#### WHAT IS BEING ASKED:
Transcribe the material in full. Nothing should differ except that the pictures are left out.

#### INFORMATION SHOWN:
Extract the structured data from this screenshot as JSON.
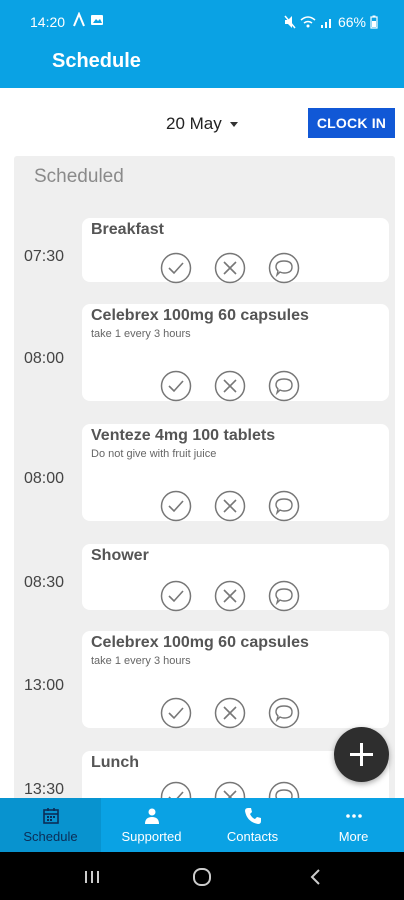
{
  "status_bar": {
    "time": "14:20",
    "battery": "66%"
  },
  "app_bar": {
    "title": "Schedule"
  },
  "date_picker": {
    "value": "20 May"
  },
  "clock_in": {
    "label": "CLOCK IN"
  },
  "schedule": {
    "section_title": "Scheduled",
    "entries": [
      {
        "time": "07:30",
        "title": "Breakfast",
        "subtitle": ""
      },
      {
        "time": "08:00",
        "title": "Celebrex 100mg 60 capsules",
        "subtitle": "take 1 every 3 hours"
      },
      {
        "time": "08:00",
        "title": "Venteze 4mg 100 tablets",
        "subtitle": "Do not give with fruit juice"
      },
      {
        "time": "08:30",
        "title": "Shower",
        "subtitle": ""
      },
      {
        "time": "13:00",
        "title": "Celebrex 100mg 60 capsules",
        "subtitle": "take 1 every 3 hours"
      },
      {
        "time": "13:30",
        "title": "Lunch",
        "subtitle": ""
      }
    ]
  },
  "bottom_nav": {
    "items": [
      {
        "label": "Schedule",
        "icon": "calendar-icon",
        "active": true
      },
      {
        "label": "Supported",
        "icon": "person-icon",
        "active": false
      },
      {
        "label": "Contacts",
        "icon": "phone-icon",
        "active": false
      },
      {
        "label": "More",
        "icon": "more-dots-icon",
        "active": false
      }
    ]
  },
  "colors": {
    "primary": "#0aa2e4",
    "button": "#1158d6",
    "fab": "#2e2e2e"
  }
}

#### SOLUTION FOR THIS TASK:
Extract the structured data from this screenshot as JSON.
{
  "status_bar": {
    "time": "14:20",
    "battery": "66%"
  },
  "app_bar": {
    "title": "Schedule"
  },
  "date_picker": {
    "value": "20 May"
  },
  "clock_in": {
    "label": "CLOCK IN"
  },
  "schedule": {
    "section_title": "Scheduled",
    "entries": [
      {
        "time": "07:30",
        "title": "Breakfast",
        "subtitle": ""
      },
      {
        "time": "08:00",
        "title": "Celebrex 100mg 60 capsules",
        "subtitle": "take 1 every 3 hours"
      },
      {
        "time": "08:00",
        "title": "Venteze 4mg 100 tablets",
        "subtitle": "Do not give with fruit juice"
      },
      {
        "time": "08:30",
        "title": "Shower",
        "subtitle": ""
      },
      {
        "time": "13:00",
        "title": "Celebrex 100mg 60 capsules",
        "subtitle": "take 1 every 3 hours"
      },
      {
        "time": "13:30",
        "title": "Lunch",
        "subtitle": ""
      }
    ]
  },
  "bottom_nav": {
    "items": [
      {
        "label": "Schedule",
        "icon": "calendar-icon",
        "active": true
      },
      {
        "label": "Supported",
        "icon": "person-icon",
        "active": false
      },
      {
        "label": "Contacts",
        "icon": "phone-icon",
        "active": false
      },
      {
        "label": "More",
        "icon": "more-dots-icon",
        "active": false
      }
    ]
  },
  "colors": {
    "primary": "#0aa2e4",
    "button": "#1158d6",
    "fab": "#2e2e2e"
  }
}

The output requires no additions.